▶ [TO DO]: Read the records and gather each line that includes "panel".

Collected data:
━━━━━━━━━━━━━━━━━━━━
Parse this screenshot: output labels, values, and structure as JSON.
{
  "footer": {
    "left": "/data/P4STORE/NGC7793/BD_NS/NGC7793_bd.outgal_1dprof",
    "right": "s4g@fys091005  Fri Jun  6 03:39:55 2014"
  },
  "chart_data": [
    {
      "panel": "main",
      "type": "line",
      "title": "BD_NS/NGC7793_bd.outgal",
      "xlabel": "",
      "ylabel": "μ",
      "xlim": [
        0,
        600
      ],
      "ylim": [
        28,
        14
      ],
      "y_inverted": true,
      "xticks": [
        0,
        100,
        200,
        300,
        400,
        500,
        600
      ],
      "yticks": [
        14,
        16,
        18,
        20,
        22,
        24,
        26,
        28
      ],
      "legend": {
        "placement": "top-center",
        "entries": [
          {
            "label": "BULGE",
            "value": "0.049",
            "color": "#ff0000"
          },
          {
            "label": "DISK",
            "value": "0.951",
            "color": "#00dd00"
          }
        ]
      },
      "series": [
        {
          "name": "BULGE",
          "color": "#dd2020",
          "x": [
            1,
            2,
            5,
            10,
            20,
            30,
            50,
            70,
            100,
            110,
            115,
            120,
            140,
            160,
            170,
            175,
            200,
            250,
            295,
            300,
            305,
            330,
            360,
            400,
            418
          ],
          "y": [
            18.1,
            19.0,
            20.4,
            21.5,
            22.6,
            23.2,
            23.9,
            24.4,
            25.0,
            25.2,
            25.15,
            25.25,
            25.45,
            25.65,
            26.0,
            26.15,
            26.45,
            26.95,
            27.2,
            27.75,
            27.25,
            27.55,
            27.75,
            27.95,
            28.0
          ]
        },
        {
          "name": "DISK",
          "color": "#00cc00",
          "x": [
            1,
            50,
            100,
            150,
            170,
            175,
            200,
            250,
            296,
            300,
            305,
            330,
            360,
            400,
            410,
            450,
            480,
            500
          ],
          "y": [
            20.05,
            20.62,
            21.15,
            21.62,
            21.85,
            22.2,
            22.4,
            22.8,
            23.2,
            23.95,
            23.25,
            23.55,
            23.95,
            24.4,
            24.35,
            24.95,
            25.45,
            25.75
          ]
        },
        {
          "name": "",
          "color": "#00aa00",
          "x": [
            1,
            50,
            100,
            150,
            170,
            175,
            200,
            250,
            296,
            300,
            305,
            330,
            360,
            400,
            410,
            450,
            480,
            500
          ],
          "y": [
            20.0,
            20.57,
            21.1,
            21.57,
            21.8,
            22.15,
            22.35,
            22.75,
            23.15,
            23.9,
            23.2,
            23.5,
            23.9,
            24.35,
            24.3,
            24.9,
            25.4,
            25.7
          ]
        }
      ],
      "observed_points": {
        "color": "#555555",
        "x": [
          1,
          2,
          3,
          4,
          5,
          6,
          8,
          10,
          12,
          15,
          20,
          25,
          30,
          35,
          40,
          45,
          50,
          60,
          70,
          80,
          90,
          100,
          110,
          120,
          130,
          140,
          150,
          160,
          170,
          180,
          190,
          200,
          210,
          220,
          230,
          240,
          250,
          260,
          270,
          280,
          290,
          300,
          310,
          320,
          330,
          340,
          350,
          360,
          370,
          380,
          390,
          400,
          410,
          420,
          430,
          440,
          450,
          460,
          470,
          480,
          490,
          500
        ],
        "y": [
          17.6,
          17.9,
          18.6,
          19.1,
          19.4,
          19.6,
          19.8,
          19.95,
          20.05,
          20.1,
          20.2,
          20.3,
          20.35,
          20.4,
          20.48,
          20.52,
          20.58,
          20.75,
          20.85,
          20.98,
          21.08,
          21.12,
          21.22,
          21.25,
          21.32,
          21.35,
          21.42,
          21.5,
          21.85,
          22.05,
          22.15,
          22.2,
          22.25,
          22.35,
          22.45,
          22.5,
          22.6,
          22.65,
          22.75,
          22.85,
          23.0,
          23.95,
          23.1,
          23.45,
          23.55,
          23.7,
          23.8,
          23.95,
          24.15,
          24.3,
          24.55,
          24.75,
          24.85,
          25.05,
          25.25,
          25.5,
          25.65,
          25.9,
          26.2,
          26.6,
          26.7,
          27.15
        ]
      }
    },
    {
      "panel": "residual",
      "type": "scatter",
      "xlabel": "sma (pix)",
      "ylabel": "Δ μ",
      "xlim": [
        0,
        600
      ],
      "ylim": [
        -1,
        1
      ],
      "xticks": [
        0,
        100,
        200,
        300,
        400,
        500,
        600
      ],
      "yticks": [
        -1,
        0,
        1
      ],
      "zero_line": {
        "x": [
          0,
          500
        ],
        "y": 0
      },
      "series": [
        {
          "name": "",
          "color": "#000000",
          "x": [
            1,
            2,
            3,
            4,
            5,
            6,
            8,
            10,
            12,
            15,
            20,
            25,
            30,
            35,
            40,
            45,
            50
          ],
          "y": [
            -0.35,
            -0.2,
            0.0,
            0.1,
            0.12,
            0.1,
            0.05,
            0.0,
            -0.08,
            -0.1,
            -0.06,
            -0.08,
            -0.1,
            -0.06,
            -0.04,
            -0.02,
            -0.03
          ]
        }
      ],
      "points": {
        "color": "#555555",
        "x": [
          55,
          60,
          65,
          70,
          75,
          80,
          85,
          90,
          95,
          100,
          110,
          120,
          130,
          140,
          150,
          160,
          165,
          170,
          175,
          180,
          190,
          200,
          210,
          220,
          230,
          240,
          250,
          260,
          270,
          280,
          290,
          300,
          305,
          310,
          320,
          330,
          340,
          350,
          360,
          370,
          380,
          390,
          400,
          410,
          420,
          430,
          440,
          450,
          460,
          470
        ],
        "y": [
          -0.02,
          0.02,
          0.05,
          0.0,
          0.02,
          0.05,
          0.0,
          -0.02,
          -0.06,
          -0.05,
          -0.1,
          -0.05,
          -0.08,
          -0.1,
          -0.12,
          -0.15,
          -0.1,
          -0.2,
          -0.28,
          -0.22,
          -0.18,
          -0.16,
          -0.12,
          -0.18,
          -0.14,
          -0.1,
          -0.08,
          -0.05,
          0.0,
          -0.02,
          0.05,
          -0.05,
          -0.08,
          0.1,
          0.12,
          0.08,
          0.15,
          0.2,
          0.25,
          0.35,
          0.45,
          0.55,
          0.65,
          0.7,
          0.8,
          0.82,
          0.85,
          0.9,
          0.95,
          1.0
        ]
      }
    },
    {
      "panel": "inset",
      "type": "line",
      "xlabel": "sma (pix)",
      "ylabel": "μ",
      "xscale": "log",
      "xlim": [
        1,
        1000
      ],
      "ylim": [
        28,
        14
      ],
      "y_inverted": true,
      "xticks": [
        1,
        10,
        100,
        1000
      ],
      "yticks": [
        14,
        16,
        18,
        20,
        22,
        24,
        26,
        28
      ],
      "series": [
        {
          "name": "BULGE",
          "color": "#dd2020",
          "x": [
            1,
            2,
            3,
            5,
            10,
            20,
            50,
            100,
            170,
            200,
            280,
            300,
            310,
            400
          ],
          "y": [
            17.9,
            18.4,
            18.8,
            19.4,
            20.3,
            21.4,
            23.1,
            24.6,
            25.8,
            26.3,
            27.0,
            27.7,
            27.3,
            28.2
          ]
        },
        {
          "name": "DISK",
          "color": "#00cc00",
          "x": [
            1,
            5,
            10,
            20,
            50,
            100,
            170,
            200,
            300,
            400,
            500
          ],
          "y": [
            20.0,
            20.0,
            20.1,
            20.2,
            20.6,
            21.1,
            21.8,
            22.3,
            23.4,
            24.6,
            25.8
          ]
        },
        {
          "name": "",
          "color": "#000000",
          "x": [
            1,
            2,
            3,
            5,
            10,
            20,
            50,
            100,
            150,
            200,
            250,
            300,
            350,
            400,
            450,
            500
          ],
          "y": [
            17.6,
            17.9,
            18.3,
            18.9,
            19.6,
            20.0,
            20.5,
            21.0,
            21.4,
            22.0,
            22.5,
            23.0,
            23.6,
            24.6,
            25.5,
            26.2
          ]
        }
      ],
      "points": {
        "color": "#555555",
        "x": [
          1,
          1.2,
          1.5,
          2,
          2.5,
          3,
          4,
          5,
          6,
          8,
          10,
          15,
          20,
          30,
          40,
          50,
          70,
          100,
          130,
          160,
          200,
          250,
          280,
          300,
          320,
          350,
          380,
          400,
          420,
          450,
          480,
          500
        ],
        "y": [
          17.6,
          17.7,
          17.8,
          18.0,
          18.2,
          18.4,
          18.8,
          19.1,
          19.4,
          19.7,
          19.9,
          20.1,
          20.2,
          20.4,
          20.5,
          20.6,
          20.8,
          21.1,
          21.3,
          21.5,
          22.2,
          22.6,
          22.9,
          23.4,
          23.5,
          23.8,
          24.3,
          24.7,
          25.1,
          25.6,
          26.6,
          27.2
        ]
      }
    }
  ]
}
━━━━━━━━━━━━━━━━━━━━
▶ [ANSWER]:
      "panel": "main",
      "panel": "residual",
      "panel": "inset",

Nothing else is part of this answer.